[Task prompt]: Each record is to be printed again precisely as it reads.

====== Information given

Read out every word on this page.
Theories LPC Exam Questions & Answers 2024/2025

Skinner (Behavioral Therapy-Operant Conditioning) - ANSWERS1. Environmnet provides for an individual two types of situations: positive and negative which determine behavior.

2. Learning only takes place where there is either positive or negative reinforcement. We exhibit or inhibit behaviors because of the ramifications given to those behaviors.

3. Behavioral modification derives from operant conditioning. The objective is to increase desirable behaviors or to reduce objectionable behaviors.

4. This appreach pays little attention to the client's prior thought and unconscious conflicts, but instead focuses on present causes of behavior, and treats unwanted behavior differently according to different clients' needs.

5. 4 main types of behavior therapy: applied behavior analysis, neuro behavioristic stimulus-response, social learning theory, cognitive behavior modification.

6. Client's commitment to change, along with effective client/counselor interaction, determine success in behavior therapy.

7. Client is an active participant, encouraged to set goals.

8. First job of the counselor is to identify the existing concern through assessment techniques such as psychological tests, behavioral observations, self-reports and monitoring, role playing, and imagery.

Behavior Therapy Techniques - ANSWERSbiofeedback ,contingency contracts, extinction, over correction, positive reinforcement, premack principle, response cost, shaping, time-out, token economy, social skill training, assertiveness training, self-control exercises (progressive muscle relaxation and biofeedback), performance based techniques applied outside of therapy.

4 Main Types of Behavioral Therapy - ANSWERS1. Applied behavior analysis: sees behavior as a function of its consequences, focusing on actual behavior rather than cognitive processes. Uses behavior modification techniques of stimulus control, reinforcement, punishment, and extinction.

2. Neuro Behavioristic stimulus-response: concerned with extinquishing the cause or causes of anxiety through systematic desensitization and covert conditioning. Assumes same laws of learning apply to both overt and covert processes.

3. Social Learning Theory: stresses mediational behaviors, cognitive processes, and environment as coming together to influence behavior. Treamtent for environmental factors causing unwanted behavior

============

[Exercise output]:
Read out every word on this page.
Theories LPC Exam Questions & Answers 2024/2025

Skinner (Behavioral Therapy-Operant Conditioning) - ANSWERS1. Environmnet provides for an individual two types of situations: positive and negative which determine behavior.

2. Learning only takes place where there is either positive or negative reinforcement. We exhibit or inhibit behaviors because of the ramifications given to those behaviors.

3. Behavioral modification derives from operant conditioning. The objective is to increase desirable behaviors or to reduce objectionable behaviors.

4. This appreach pays little attention to the client's prior thought and unconscious conflicts, but instead focuses on present causes of behavior, and treats unwanted behavior differently according to different clients' needs.

5. 4 main types of behavior therapy: applied behavior analysis, neuro behavioristic stimulus-response, social learning theory, cognitive behavior modification.

6. Client's commitment to change, along with effective client/counselor interaction, determine success in behavior therapy.

7. Client is an active participant, encouraged to set goals.

8. First job of the counselor is to identify the existing concern through assessment techniques such as psychological tests, behavioral observations, self-reports and monitoring, role playing, and imagery.

Behavior Therapy Techniques - ANSWERSbiofeedback ,contingency contracts, extinction, over correction, positive reinforcement, premack principle, response cost, shaping, time-out, token economy, social skill training, assertiveness training, self-control exercises (progressive muscle relaxation and biofeedback), performance based techniques applied outside of therapy.

4 Main Types of Behavioral Therapy - ANSWERS1. Applied behavior analysis: sees behavior as a function of its consequences, focusing on actual behavior rather than cognitive processes. Uses behavior modification techniques of stimulus control, reinforcement, punishment, and extinction.

2. Neuro Behavioristic stimulus-response: concerned with extinquishing the cause or causes of anxiety through systematic desensitization and covert conditioning. Assumes same laws of learning apply to both overt and covert processes.

3. Social Learning Theory: stresses mediational behaviors, cognitive processes, and environment as coming together to influence behavior. Treamtent for environmental factors causing unwanted behavior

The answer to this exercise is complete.